**INSTRUCTIONS TO FOLLOW**
Below are some records. Copy every line in them that holds "ASIO".
'''
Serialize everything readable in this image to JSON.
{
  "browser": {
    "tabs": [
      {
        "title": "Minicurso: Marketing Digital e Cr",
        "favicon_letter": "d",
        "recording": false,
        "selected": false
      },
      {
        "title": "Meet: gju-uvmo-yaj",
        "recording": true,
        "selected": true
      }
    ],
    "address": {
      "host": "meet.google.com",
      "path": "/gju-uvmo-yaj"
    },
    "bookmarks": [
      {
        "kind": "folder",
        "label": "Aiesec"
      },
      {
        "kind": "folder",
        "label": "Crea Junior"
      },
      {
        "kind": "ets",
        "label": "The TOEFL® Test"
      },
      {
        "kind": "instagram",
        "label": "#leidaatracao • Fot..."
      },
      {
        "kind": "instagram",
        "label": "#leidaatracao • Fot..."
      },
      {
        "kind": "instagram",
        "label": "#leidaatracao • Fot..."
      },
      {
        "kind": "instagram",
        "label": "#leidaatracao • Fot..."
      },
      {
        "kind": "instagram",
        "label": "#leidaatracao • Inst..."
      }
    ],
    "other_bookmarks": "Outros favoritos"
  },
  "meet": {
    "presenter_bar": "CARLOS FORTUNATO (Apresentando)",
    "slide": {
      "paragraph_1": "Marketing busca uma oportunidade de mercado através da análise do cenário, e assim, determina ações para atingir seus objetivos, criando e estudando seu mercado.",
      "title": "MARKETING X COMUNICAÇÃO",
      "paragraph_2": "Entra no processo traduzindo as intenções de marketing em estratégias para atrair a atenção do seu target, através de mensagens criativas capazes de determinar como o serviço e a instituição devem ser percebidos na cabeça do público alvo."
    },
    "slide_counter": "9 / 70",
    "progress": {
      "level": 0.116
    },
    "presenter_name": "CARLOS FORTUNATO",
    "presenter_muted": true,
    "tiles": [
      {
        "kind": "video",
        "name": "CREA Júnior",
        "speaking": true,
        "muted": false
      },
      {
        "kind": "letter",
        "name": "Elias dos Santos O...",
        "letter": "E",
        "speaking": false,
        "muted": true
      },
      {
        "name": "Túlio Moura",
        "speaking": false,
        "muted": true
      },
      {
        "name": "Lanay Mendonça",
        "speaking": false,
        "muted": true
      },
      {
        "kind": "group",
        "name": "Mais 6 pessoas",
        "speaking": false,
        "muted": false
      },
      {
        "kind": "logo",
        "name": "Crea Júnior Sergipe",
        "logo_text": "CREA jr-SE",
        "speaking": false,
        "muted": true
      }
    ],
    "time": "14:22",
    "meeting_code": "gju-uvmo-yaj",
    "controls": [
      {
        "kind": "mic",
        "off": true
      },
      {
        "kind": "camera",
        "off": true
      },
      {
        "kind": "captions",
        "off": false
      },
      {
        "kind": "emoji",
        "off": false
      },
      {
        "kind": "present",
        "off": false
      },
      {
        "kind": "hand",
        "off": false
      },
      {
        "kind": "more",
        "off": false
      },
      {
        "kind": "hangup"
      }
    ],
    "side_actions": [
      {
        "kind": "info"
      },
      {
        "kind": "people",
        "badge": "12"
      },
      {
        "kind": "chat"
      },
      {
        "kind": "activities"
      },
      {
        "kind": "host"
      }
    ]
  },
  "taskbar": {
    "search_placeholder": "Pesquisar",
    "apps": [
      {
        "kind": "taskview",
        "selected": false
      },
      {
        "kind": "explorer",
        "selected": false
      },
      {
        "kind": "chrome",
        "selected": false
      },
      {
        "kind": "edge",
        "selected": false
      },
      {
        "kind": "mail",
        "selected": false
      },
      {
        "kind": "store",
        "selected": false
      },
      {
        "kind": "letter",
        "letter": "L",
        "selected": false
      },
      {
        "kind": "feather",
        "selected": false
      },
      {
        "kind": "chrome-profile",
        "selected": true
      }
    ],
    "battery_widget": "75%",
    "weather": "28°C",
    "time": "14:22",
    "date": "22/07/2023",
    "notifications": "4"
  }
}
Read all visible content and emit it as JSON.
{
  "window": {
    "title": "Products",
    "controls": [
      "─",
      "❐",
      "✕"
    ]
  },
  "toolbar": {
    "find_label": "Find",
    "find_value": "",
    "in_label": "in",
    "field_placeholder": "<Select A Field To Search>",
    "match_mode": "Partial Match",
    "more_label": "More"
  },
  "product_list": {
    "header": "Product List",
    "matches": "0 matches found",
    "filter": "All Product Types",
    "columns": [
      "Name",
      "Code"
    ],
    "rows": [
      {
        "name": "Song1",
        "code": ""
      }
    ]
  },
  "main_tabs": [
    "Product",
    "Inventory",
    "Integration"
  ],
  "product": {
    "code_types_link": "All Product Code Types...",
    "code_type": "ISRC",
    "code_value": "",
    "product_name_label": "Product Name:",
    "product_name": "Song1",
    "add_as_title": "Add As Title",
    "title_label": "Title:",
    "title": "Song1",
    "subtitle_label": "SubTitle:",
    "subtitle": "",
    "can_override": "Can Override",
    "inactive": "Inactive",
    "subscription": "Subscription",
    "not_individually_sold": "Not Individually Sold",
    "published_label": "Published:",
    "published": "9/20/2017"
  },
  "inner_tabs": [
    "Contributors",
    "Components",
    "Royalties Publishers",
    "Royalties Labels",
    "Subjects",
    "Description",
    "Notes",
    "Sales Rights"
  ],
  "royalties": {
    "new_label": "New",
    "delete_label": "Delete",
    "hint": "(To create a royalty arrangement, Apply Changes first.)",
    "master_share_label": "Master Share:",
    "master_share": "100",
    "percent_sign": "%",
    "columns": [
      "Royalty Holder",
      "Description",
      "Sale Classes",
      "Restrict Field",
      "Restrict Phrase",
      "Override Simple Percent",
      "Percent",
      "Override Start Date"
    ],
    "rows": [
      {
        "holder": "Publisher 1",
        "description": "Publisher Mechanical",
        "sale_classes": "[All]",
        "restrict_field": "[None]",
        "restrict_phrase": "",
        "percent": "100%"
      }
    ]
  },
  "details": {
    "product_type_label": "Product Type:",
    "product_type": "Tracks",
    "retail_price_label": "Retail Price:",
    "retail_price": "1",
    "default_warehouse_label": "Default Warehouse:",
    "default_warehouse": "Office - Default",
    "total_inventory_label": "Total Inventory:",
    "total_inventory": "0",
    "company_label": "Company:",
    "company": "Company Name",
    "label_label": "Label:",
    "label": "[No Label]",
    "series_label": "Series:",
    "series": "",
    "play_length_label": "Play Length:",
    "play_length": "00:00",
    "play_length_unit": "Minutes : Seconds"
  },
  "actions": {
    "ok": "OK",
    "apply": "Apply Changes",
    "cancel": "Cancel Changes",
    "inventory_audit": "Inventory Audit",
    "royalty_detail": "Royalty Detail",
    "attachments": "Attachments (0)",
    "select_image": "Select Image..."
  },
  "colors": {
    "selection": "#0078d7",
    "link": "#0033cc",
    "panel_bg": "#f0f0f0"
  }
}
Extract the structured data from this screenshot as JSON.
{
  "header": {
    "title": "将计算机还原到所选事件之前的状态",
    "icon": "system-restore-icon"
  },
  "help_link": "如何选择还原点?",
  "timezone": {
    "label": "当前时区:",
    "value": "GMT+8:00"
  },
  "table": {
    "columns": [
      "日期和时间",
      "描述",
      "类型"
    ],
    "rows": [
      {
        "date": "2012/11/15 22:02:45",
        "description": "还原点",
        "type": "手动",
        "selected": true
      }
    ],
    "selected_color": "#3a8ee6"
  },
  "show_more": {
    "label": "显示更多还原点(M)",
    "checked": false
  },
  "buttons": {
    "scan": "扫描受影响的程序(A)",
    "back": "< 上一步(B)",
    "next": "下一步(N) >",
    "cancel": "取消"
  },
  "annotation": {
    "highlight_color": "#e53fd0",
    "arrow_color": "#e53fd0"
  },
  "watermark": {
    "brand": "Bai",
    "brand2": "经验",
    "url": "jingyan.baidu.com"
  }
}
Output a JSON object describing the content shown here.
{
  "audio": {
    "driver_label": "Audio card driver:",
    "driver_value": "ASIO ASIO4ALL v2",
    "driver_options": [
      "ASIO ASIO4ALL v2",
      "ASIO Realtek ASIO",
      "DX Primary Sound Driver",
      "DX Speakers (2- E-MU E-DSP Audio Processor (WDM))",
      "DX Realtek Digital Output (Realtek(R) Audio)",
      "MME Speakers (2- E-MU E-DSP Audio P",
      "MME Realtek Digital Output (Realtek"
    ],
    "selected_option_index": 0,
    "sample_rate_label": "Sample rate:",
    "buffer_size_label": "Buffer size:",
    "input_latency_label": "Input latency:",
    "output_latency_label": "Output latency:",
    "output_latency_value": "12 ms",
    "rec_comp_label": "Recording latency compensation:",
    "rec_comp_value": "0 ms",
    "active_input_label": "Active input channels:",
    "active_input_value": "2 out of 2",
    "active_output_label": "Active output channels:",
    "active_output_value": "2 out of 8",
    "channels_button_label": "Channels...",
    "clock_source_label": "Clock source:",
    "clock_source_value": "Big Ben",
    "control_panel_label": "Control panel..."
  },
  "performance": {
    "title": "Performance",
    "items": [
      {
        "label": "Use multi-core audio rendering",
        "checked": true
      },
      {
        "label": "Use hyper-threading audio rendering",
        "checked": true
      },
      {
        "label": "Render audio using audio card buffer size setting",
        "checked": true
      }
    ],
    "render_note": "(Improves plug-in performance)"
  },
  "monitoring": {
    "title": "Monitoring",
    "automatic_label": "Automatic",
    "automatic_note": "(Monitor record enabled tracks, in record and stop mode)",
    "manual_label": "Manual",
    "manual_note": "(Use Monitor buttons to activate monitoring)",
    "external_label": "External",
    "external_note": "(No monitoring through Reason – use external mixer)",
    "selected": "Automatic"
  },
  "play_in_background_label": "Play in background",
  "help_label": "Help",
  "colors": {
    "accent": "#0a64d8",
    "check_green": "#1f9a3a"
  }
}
'''
**ANSWER FOR THIS EXERCISE**
    "driver_value": "ASIO ASIO4ALL v2",
      "ASIO ASIO4ALL v2",
      "ASIO Realtek ASIO",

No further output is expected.